Description of the task
Leaving the pictures aside, transcribe every line below exactly.
++++ Extracted records
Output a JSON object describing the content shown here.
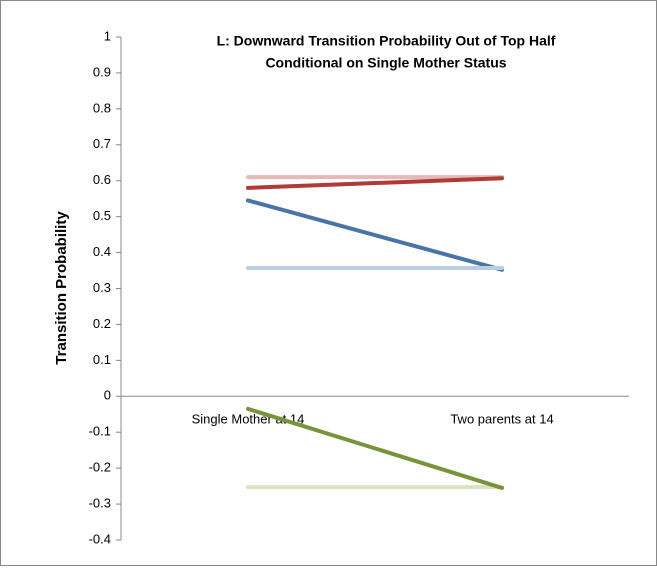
{
  "chart_data": {
    "type": "line",
    "title": [
      "L: Downward Transition Probability Out of Top Half",
      "Conditional on Single Mother Status"
    ],
    "y_label": "Transition Probability",
    "categories": [
      "Single Mother at 14",
      "Two parents at 14"
    ],
    "series": [
      {
        "color": "#e6b9b8",
        "values": [
          0.61,
          0.61
        ]
      },
      {
        "color": "#b03a36",
        "values": [
          0.58,
          0.607
        ]
      },
      {
        "color": "#4a74a8",
        "values": [
          0.545,
          0.352
        ]
      },
      {
        "color": "#b9cde5",
        "values": [
          0.357,
          0.357
        ]
      },
      {
        "color": "#d7e4bd",
        "values": [
          -0.253,
          -0.253
        ]
      },
      {
        "color": "#77933c",
        "values": [
          -0.035,
          -0.255
        ]
      }
    ],
    "ylim": [
      -0.4,
      1
    ],
    "yticks": [
      -0.4,
      -0.3,
      -0.2,
      -0.1,
      0,
      0.1,
      0.2,
      0.3,
      0.4,
      0.5,
      0.6,
      0.7,
      0.8,
      0.9,
      1
    ]
  }
}
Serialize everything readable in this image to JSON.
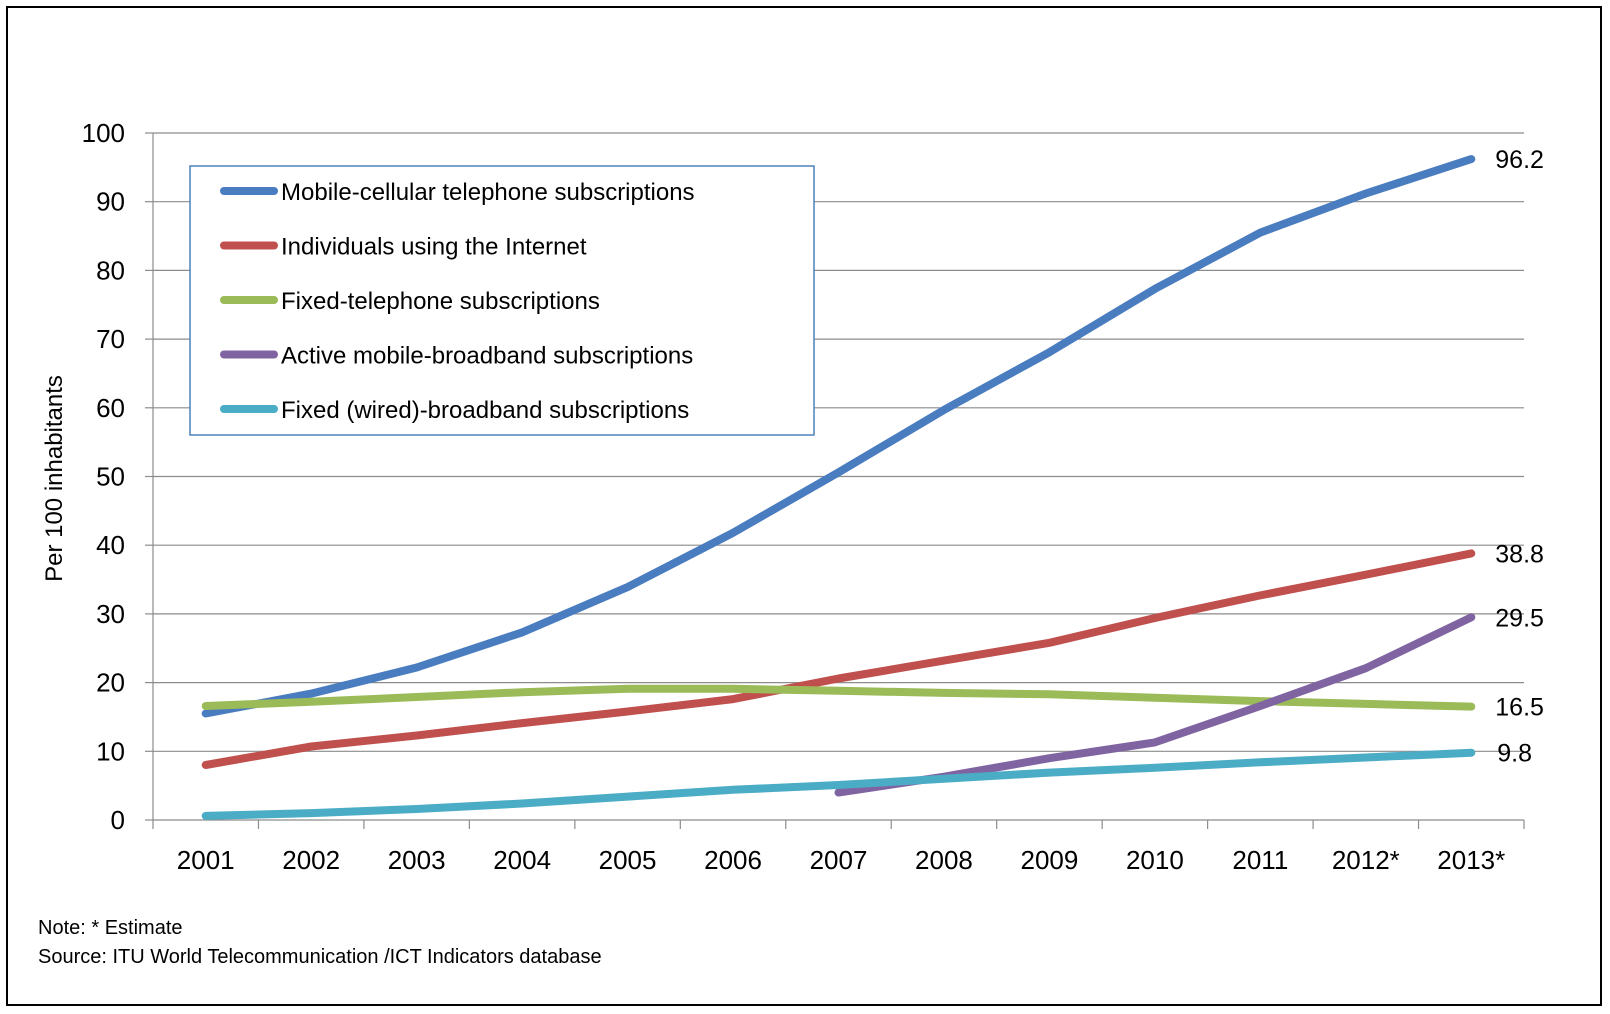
++++++++
Task response
Output a JSON object describing the content shown here.
{
  "chart_data": {
    "type": "line",
    "title": [
      "L: Downward Transition Probability Out of Top Half",
      "Conditional on Single Mother Status"
    ],
    "y_label": "Transition Probability",
    "categories": [
      "Single Mother at 14",
      "Two parents at 14"
    ],
    "series": [
      {
        "color": "#e6b9b8",
        "values": [
          0.61,
          0.61
        ]
      },
      {
        "color": "#b03a36",
        "values": [
          0.58,
          0.607
        ]
      },
      {
        "color": "#4a74a8",
        "values": [
          0.545,
          0.352
        ]
      },
      {
        "color": "#b9cde5",
        "values": [
          0.357,
          0.357
        ]
      },
      {
        "color": "#d7e4bd",
        "values": [
          -0.253,
          -0.253
        ]
      },
      {
        "color": "#77933c",
        "values": [
          -0.035,
          -0.255
        ]
      }
    ],
    "ylim": [
      -0.4,
      1
    ],
    "yticks": [
      -0.4,
      -0.3,
      -0.2,
      -0.1,
      0,
      0.1,
      0.2,
      0.3,
      0.4,
      0.5,
      0.6,
      0.7,
      0.8,
      0.9,
      1
    ]
  }
}
Serialize everything readable in this image to JSON.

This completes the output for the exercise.